Wherever the word "gets" appears in the entries, copy the whole line.
[BEGIN SOURCE DATA]
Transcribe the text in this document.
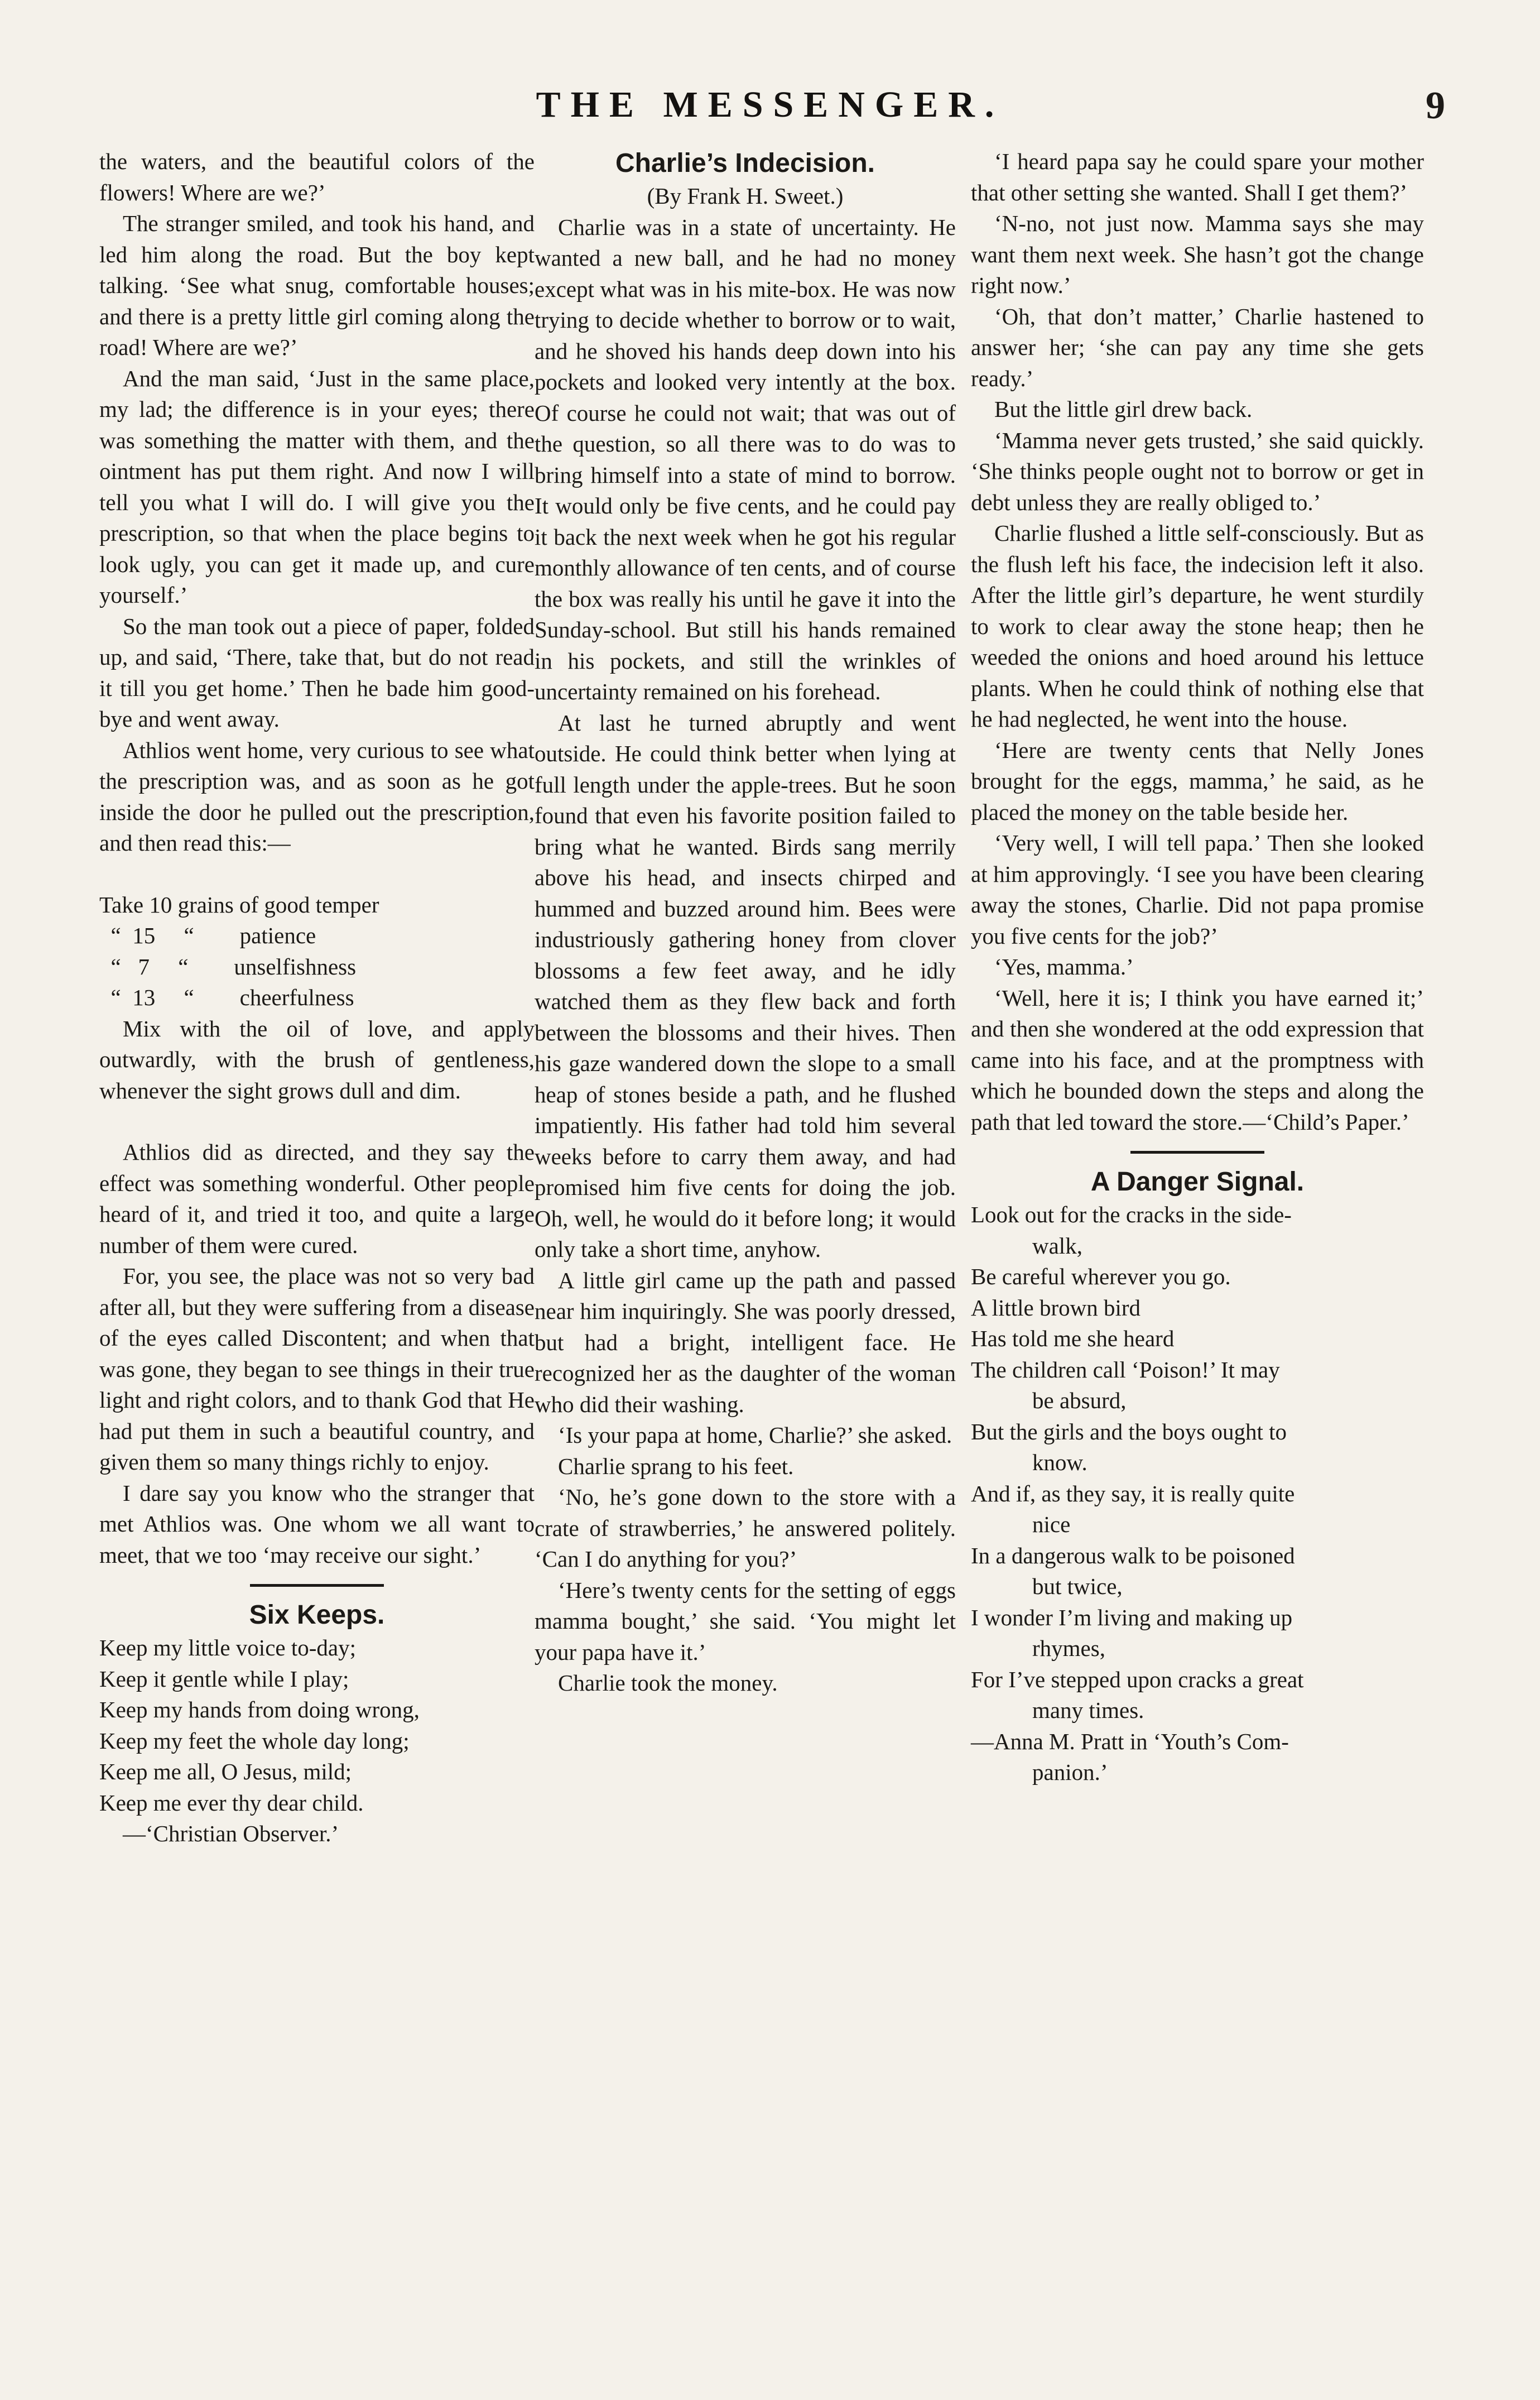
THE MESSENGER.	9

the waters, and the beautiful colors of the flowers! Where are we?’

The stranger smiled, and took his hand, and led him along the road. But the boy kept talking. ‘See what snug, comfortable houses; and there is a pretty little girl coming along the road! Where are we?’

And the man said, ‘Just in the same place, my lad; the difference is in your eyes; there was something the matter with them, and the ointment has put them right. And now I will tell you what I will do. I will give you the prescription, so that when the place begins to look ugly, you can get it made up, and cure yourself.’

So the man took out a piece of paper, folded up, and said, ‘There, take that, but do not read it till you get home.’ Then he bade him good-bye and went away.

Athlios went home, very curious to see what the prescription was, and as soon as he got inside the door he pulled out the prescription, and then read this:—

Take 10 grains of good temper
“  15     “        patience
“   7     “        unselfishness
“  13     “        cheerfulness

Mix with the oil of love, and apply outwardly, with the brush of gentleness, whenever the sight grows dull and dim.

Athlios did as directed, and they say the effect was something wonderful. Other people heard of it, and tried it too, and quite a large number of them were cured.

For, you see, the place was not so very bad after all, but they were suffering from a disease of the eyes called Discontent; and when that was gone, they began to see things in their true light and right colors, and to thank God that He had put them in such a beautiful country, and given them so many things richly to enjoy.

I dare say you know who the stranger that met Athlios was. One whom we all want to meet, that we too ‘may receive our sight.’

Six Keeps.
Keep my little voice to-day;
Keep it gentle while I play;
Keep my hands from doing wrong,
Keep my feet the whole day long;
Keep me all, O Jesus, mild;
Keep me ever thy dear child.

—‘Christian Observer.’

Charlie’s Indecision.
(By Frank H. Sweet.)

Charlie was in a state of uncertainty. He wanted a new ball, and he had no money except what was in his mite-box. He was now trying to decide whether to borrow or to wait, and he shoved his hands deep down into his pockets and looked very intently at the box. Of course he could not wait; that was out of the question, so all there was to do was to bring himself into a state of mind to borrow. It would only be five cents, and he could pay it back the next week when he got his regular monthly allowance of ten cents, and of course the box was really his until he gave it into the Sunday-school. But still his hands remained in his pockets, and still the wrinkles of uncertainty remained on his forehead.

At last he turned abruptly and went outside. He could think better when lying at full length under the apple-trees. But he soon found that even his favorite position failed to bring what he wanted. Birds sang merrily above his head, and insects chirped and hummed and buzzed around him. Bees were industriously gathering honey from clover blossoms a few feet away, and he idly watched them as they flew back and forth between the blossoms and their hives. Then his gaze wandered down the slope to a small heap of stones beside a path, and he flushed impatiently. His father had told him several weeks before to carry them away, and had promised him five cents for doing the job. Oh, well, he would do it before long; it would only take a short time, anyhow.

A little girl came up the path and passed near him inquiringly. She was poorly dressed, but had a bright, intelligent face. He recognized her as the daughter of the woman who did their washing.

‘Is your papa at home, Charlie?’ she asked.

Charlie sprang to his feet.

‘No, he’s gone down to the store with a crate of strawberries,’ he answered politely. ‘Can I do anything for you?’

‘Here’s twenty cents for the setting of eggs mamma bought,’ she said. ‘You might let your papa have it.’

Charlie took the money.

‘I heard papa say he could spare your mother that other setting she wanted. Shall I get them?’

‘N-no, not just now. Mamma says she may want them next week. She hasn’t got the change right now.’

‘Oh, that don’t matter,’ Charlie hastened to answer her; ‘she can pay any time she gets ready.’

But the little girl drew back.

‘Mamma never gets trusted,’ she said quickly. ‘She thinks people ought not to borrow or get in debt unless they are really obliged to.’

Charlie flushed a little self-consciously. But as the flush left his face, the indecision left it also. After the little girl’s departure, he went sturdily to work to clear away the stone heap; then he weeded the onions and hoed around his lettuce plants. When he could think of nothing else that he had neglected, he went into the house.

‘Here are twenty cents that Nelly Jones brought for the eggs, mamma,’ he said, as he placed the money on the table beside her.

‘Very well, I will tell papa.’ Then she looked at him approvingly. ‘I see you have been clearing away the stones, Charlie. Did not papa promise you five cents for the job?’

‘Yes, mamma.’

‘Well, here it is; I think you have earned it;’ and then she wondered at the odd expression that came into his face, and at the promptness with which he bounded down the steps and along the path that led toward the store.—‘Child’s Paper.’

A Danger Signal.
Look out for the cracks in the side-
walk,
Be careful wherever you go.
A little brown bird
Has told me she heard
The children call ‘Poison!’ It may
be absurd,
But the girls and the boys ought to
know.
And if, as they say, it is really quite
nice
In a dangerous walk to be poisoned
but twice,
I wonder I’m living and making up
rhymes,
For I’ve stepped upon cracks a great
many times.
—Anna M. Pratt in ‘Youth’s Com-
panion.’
[END SOURCE DATA]
[RESULT]
‘Oh, that don’t matter,’ Charlie hastened to answer her; ‘she can pay any time she gets ready.’
‘Mamma never gets trusted,’ she said quickly. ‘She thinks people ought not to borrow or get in debt unless they are really obliged to.’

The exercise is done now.